— START OF DATASET EXCERPTS —
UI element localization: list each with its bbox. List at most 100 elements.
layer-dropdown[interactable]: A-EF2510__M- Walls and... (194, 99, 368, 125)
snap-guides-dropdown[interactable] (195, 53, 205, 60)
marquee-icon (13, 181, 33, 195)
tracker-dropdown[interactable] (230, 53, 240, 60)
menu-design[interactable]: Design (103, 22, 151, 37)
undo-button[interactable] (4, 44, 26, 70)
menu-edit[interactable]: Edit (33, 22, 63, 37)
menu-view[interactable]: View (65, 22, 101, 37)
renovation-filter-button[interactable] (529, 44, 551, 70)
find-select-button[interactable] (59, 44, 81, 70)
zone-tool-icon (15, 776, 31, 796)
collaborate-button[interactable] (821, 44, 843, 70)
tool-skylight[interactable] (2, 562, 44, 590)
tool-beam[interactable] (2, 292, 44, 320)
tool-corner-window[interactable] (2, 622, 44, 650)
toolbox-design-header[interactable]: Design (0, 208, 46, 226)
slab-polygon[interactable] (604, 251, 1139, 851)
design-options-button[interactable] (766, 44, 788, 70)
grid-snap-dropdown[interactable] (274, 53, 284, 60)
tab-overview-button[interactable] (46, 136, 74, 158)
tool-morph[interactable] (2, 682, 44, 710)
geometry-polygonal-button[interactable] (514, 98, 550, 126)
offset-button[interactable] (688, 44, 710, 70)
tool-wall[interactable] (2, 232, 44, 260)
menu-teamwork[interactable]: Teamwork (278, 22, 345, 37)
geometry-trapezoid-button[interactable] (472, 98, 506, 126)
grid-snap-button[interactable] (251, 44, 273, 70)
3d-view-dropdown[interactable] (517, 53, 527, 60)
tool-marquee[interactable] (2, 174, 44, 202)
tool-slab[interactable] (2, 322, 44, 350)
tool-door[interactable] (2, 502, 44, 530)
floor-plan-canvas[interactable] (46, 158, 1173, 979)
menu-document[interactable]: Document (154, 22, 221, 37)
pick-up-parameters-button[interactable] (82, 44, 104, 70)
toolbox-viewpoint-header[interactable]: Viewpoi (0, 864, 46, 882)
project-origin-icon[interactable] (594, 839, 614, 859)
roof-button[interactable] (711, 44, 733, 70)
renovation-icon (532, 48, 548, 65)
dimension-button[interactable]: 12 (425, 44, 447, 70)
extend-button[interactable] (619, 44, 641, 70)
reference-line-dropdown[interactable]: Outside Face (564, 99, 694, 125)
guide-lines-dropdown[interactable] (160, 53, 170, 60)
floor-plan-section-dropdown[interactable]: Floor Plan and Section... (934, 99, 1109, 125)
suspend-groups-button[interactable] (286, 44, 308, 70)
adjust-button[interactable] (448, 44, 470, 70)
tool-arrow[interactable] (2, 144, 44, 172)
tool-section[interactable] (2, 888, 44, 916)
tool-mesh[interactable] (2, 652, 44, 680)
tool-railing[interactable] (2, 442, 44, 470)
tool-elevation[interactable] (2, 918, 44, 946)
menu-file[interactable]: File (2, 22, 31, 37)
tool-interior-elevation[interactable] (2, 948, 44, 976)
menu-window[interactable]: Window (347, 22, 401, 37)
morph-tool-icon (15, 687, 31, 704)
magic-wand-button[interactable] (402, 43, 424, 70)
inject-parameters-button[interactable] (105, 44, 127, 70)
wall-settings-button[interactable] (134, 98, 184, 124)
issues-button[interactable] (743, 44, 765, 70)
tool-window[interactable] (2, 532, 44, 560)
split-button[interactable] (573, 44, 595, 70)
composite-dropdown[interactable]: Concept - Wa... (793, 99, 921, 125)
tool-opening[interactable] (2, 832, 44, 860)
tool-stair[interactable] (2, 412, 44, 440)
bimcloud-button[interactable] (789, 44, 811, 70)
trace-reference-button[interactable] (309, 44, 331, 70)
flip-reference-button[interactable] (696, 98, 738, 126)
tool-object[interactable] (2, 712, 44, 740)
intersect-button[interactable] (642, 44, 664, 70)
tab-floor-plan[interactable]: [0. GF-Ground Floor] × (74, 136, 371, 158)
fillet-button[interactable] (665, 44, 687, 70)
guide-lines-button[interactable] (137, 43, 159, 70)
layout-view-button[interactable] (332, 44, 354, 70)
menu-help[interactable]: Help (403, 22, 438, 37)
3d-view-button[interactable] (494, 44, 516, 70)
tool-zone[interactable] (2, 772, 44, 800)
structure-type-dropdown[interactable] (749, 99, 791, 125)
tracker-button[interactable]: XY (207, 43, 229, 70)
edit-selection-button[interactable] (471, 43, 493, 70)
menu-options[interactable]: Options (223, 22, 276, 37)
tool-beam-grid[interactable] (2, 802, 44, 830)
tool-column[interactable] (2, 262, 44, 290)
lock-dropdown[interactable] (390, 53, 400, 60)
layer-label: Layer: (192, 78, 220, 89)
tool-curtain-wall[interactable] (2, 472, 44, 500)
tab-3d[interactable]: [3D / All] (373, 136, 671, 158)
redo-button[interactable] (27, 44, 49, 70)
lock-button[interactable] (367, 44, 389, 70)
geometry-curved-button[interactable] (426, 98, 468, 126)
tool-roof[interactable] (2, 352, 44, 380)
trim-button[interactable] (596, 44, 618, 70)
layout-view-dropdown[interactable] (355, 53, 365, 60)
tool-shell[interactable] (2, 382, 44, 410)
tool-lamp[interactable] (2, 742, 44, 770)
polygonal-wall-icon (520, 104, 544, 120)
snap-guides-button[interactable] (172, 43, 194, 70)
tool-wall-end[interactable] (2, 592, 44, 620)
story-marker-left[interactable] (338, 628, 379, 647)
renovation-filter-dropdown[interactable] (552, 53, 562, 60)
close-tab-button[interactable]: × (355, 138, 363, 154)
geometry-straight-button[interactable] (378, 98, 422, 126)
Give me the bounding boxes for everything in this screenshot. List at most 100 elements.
— END OF DATASET EXCERPTS —
— START OF DATASET EXCERPTS —
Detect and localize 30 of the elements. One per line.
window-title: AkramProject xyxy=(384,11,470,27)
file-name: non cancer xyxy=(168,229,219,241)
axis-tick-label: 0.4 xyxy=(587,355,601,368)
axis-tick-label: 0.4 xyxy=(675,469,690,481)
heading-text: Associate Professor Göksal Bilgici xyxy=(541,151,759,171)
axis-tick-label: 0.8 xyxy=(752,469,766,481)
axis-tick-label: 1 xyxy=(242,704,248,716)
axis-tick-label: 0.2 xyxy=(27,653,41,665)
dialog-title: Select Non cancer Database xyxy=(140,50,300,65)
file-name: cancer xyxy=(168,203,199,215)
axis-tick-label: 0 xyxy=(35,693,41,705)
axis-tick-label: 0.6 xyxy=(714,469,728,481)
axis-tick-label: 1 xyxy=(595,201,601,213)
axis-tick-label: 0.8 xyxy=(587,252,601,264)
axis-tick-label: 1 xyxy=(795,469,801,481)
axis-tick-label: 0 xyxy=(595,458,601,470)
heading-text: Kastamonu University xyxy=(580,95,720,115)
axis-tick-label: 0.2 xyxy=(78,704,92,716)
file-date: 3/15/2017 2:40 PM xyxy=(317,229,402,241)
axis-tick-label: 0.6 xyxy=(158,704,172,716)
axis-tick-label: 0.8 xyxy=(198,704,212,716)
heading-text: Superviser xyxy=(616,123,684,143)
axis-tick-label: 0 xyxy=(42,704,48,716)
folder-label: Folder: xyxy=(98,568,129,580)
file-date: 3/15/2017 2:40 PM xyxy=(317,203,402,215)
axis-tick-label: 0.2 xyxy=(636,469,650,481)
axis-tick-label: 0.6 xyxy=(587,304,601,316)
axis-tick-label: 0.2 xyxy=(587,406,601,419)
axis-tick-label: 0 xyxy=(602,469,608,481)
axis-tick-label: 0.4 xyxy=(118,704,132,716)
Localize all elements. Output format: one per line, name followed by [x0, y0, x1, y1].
— END OF DATASET EXCERPTS —
• _TASK_
Reproduce the data verbatim, starting at the line containing "UI element localization: list" and running down through the line containing "tracker-dropdown[interactable] (230, 53, 240, 60)", with both of those lines included.

• _RESULT FOR THIS TASK_
UI element localization: list each with its bbox. List at most 100 elements.
layer-dropdown[interactable]: A-EF2510__M- Walls and... (194, 99, 368, 125)
snap-guides-dropdown[interactable] (195, 53, 205, 60)
marquee-icon (13, 181, 33, 195)
tracker-dropdown[interactable] (230, 53, 240, 60)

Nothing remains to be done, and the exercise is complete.